Give every entry again, word for word.

Listed entries >>
────────────────────

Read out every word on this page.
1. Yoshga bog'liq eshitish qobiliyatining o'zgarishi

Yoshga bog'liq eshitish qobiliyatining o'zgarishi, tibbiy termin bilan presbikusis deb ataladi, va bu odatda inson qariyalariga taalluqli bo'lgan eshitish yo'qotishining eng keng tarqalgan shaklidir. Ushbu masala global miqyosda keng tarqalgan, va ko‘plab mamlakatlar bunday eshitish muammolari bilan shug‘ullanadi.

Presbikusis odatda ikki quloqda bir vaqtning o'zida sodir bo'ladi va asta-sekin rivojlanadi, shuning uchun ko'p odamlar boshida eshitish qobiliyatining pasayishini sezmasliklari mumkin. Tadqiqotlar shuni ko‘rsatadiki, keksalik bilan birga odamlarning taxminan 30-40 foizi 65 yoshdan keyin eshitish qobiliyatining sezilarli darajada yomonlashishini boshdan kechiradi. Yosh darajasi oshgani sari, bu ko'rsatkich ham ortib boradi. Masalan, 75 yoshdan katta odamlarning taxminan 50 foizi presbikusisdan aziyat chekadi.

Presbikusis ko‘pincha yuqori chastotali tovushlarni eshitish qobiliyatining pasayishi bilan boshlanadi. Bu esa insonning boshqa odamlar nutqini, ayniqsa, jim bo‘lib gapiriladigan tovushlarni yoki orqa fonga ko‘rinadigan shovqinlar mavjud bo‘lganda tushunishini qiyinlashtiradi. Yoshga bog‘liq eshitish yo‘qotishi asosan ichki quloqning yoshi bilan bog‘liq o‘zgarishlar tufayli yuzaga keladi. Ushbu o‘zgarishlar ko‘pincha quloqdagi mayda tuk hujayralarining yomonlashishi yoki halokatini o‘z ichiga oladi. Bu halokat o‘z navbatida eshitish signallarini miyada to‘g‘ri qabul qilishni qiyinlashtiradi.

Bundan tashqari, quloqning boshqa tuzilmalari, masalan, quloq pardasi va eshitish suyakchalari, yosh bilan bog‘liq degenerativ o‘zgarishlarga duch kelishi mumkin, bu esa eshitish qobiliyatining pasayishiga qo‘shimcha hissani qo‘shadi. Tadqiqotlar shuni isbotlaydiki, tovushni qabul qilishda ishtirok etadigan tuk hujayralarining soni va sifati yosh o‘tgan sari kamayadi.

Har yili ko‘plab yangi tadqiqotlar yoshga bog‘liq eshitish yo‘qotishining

────────────────────

Output of the exercise >>
Read out every word on this page.
1. Yoshga bog'liq eshitish qobiliyatining o'zgarishi

Yoshga bog'liq eshitish qobiliyatining o'zgarishi, tibbiy termin bilan presbikusis deb ataladi, va bu odatda inson qariyalariga taalluqli bo'lgan eshitish yo'qotishining eng keng tarqalgan shaklidir. Ushbu masala global miqyosda keng tarqalgan, va ko‘plab mamlakatlar bunday eshitish muammolari bilan shug‘ullanadi.

Presbikusis odatda ikki quloqda bir vaqtning o'zida sodir bo'ladi va asta-sekin rivojlanadi, shuning uchun ko'p odamlar boshida eshitish qobiliyatining pasayishini sezmasliklari mumkin. Tadqiqotlar shuni ko‘rsatadiki, keksalik bilan birga odamlarning taxminan 30-40 foizi 65 yoshdan keyin eshitish qobiliyatining sezilarli darajada yomonlashishini boshdan kechiradi. Yosh darajasi oshgani sari, bu ko'rsatkich ham ortib boradi. Masalan, 75 yoshdan katta odamlarning taxminan 50 foizi presbikusisdan aziyat chekadi.

Presbikusis ko‘pincha yuqori chastotali tovushlarni eshitish qobiliyatining pasayishi bilan boshlanadi. Bu esa insonning boshqa odamlar nutqini, ayniqsa, jim bo‘lib gapiriladigan tovushlarni yoki orqa fonga ko‘rinadigan shovqinlar mavjud bo‘lganda tushunishini qiyinlashtiradi. Yoshga bog‘liq eshitish yo‘qotishi asosan ichki quloqning yoshi bilan bog‘liq o‘zgarishlar tufayli yuzaga keladi. Ushbu o‘zgarishlar ko‘pincha quloqdagi mayda tuk hujayralarining yomonlashishi yoki halokatini o‘z ichiga oladi. Bu halokat o‘z navbatida eshitish signallarini miyada to‘g‘ri qabul qilishni qiyinlashtiradi.

Bundan tashqari, quloqning boshqa tuzilmalari, masalan, quloq pardasi va eshitish suyakchalari, yosh bilan bog‘liq degenerativ o‘zgarishlarga duch kelishi mumkin, bu esa eshitish qobiliyatining pasayishiga qo‘shimcha hissani qo‘shadi. Tadqiqotlar shuni isbotlaydiki, tovushni qabul qilishda ishtirok etadigan tuk hujayralarining soni va sifati yosh o‘tgan sari kamayadi.

Har yili ko‘plab yangi tadqiqotlar yoshga bog‘liq eshitish yo‘qotishining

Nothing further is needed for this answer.